■ WORK TO DO
Reproduce the listing below word for word, with no pictures.
[begin PROVIDED DATA]
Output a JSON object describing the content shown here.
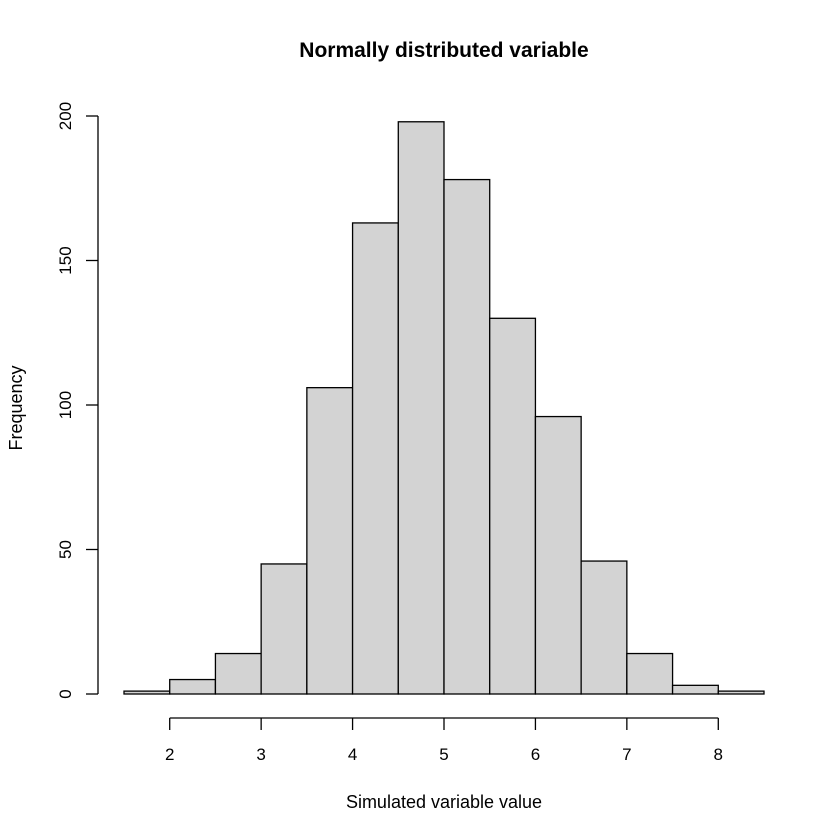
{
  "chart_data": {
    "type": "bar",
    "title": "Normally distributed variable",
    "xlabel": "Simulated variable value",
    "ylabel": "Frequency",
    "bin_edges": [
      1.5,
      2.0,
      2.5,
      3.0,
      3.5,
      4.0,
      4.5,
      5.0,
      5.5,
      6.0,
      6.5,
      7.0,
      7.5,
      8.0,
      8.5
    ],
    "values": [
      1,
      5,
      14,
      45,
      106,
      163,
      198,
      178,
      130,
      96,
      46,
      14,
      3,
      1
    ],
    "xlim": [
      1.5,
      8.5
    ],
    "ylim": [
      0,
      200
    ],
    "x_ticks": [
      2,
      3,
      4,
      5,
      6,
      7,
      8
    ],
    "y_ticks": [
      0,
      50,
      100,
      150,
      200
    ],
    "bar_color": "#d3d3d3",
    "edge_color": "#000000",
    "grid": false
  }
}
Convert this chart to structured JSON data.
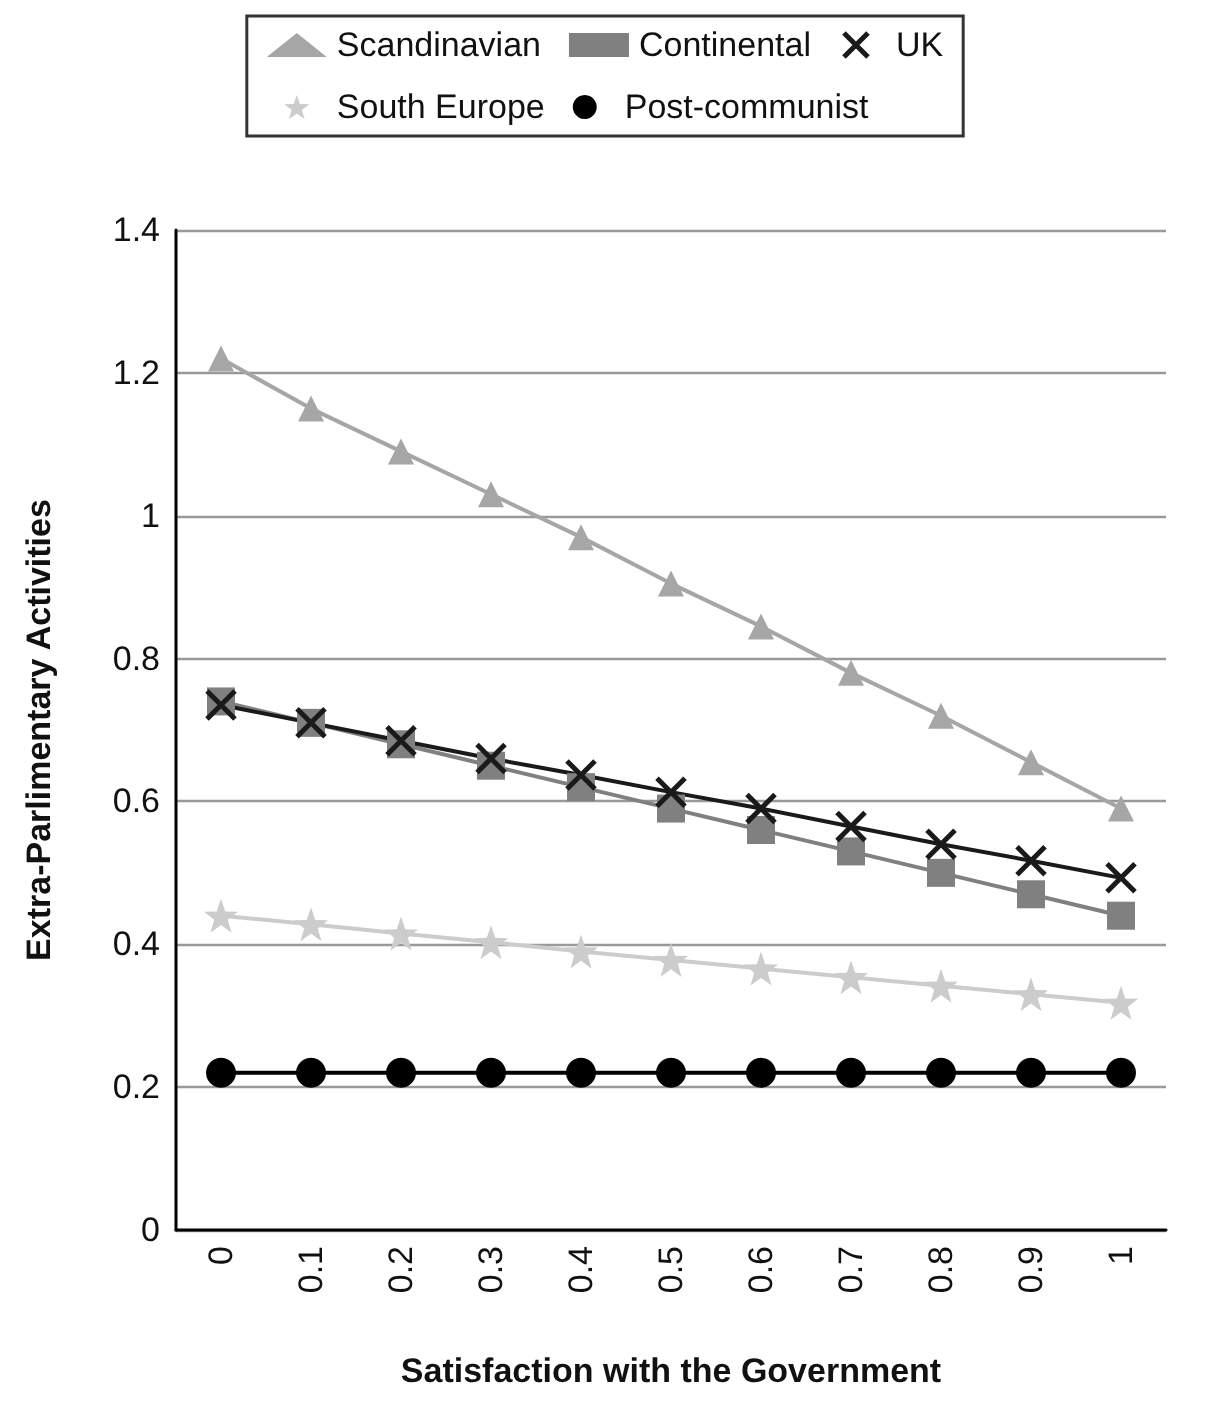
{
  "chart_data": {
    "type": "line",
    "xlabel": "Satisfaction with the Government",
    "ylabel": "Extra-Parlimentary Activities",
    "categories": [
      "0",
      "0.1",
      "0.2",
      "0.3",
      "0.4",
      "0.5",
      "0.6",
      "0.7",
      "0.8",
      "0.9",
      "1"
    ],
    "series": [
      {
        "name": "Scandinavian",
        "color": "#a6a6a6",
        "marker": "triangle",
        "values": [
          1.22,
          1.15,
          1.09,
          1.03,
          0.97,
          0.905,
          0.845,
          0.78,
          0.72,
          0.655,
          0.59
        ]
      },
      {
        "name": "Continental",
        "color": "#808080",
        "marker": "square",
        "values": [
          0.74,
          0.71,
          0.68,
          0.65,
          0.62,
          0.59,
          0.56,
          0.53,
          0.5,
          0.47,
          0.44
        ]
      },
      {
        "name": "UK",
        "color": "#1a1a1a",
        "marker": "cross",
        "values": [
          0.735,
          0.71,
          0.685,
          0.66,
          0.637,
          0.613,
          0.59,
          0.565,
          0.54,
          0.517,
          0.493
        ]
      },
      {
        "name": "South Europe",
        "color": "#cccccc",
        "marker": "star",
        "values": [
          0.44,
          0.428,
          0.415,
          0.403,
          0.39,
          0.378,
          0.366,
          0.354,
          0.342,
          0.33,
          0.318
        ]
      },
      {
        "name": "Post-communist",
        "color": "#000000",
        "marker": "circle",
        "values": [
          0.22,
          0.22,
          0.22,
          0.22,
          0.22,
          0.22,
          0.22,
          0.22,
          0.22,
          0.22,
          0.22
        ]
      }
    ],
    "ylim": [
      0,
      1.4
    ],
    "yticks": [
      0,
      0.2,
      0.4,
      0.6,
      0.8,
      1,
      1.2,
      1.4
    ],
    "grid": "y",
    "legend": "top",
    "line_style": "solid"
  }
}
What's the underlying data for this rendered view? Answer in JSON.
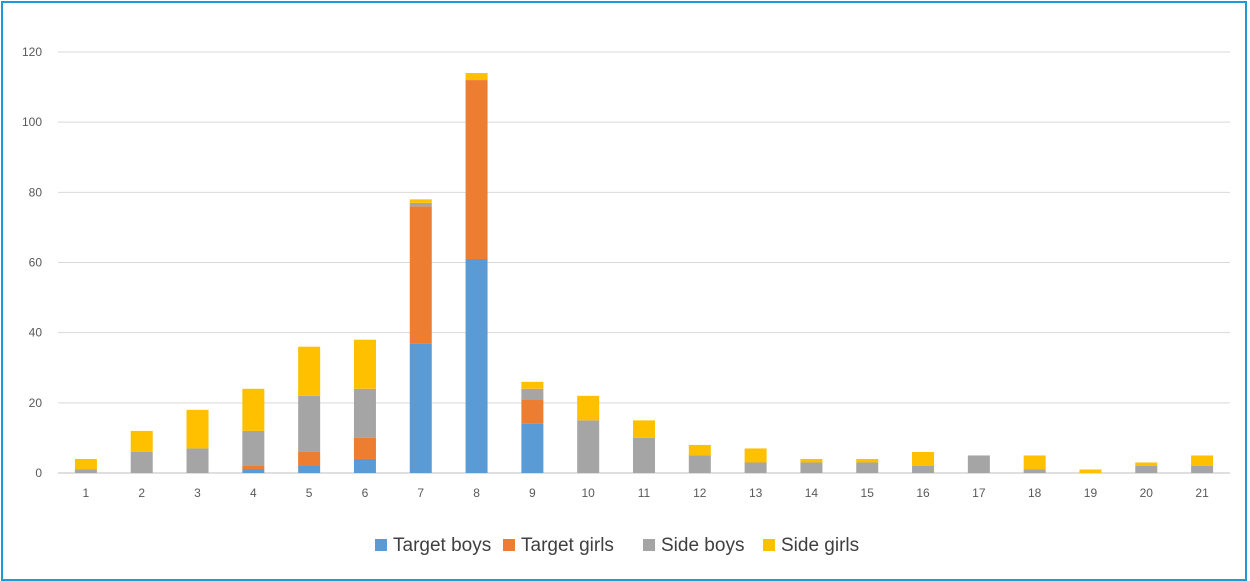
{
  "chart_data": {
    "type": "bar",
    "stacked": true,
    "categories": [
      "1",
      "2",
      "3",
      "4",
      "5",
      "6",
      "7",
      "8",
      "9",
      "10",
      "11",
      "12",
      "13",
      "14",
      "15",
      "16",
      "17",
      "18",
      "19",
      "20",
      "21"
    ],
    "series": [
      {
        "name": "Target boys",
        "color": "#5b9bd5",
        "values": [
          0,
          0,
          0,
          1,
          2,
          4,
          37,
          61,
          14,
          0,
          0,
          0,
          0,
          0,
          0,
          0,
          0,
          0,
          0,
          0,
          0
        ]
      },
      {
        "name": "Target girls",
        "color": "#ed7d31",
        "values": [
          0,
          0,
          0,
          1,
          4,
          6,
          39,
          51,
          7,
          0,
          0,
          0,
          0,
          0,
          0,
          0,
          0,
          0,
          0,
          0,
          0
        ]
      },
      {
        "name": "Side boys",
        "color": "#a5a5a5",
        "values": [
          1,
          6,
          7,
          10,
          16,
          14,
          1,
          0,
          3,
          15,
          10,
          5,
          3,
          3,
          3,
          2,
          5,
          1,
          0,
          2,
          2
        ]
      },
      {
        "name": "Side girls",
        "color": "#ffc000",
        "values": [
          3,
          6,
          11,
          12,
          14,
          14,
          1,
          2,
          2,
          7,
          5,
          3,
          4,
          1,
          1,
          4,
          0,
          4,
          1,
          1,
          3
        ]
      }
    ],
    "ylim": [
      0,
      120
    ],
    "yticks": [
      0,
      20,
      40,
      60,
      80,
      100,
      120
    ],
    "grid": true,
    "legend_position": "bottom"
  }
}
[end PROVIDED DATA]
■ OUTPUT
Output a JSON object describing the content shown here.
{
  "chart_data": {
    "type": "bar",
    "title": "Normally distributed variable",
    "xlabel": "Simulated variable value",
    "ylabel": "Frequency",
    "bin_edges": [
      1.5,
      2.0,
      2.5,
      3.0,
      3.5,
      4.0,
      4.5,
      5.0,
      5.5,
      6.0,
      6.5,
      7.0,
      7.5,
      8.0,
      8.5
    ],
    "values": [
      1,
      5,
      14,
      45,
      106,
      163,
      198,
      178,
      130,
      96,
      46,
      14,
      3,
      1
    ],
    "xlim": [
      1.5,
      8.5
    ],
    "ylim": [
      0,
      200
    ],
    "x_ticks": [
      2,
      3,
      4,
      5,
      6,
      7,
      8
    ],
    "y_ticks": [
      0,
      50,
      100,
      150,
      200
    ],
    "bar_color": "#d3d3d3",
    "edge_color": "#000000",
    "grid": false
  }
}
Convert this chart to structured JSON data.
{
  "chart_data": {
    "type": "line",
    "xlabel": "Satisfaction with the Government",
    "ylabel": "Extra-Parlimentary Activities",
    "categories": [
      "0",
      "0.1",
      "0.2",
      "0.3",
      "0.4",
      "0.5",
      "0.6",
      "0.7",
      "0.8",
      "0.9",
      "1"
    ],
    "series": [
      {
        "name": "Scandinavian",
        "color": "#a6a6a6",
        "marker": "triangle",
        "values": [
          1.22,
          1.15,
          1.09,
          1.03,
          0.97,
          0.905,
          0.845,
          0.78,
          0.72,
          0.655,
          0.59
        ]
      },
      {
        "name": "Continental",
        "color": "#808080",
        "marker": "square",
        "values": [
          0.74,
          0.71,
          0.68,
          0.65,
          0.62,
          0.59,
          0.56,
          0.53,
          0.5,
          0.47,
          0.44
        ]
      },
      {
        "name": "UK",
        "color": "#1a1a1a",
        "marker": "cross",
        "values": [
          0.735,
          0.71,
          0.685,
          0.66,
          0.637,
          0.613,
          0.59,
          0.565,
          0.54,
          0.517,
          0.493
        ]
      },
      {
        "name": "South Europe",
        "color": "#cccccc",
        "marker": "star",
        "values": [
          0.44,
          0.428,
          0.415,
          0.403,
          0.39,
          0.378,
          0.366,
          0.354,
          0.342,
          0.33,
          0.318
        ]
      },
      {
        "name": "Post-communist",
        "color": "#000000",
        "marker": "circle",
        "values": [
          0.22,
          0.22,
          0.22,
          0.22,
          0.22,
          0.22,
          0.22,
          0.22,
          0.22,
          0.22,
          0.22
        ]
      }
    ],
    "ylim": [
      0,
      1.4
    ],
    "yticks": [
      0,
      0.2,
      0.4,
      0.6,
      0.8,
      1,
      1.2,
      1.4
    ],
    "grid": "y",
    "legend": "top",
    "line_style": "solid"
  }
}
What's the underlying data for this rendered view? Answer in JSON.
{
  "chart_data": {
    "type": "bar",
    "stacked": true,
    "categories": [
      "1",
      "2",
      "3",
      "4",
      "5",
      "6",
      "7",
      "8",
      "9",
      "10",
      "11",
      "12",
      "13",
      "14",
      "15",
      "16",
      "17",
      "18",
      "19",
      "20",
      "21"
    ],
    "series": [
      {
        "name": "Target boys",
        "color": "#5b9bd5",
        "values": [
          0,
          0,
          0,
          1,
          2,
          4,
          37,
          61,
          14,
          0,
          0,
          0,
          0,
          0,
          0,
          0,
          0,
          0,
          0,
          0,
          0
        ]
      },
      {
        "name": "Target girls",
        "color": "#ed7d31",
        "values": [
          0,
          0,
          0,
          1,
          4,
          6,
          39,
          51,
          7,
          0,
          0,
          0,
          0,
          0,
          0,
          0,
          0,
          0,
          0,
          0,
          0
        ]
      },
      {
        "name": "Side boys",
        "color": "#a5a5a5",
        "values": [
          1,
          6,
          7,
          10,
          16,
          14,
          1,
          0,
          3,
          15,
          10,
          5,
          3,
          3,
          3,
          2,
          5,
          1,
          0,
          2,
          2
        ]
      },
      {
        "name": "Side girls",
        "color": "#ffc000",
        "values": [
          3,
          6,
          11,
          12,
          14,
          14,
          1,
          2,
          2,
          7,
          5,
          3,
          4,
          1,
          1,
          4,
          0,
          4,
          1,
          1,
          3
        ]
      }
    ],
    "ylim": [
      0,
      120
    ],
    "yticks": [
      0,
      20,
      40,
      60,
      80,
      100,
      120
    ],
    "grid": true,
    "legend_position": "bottom"
  }
}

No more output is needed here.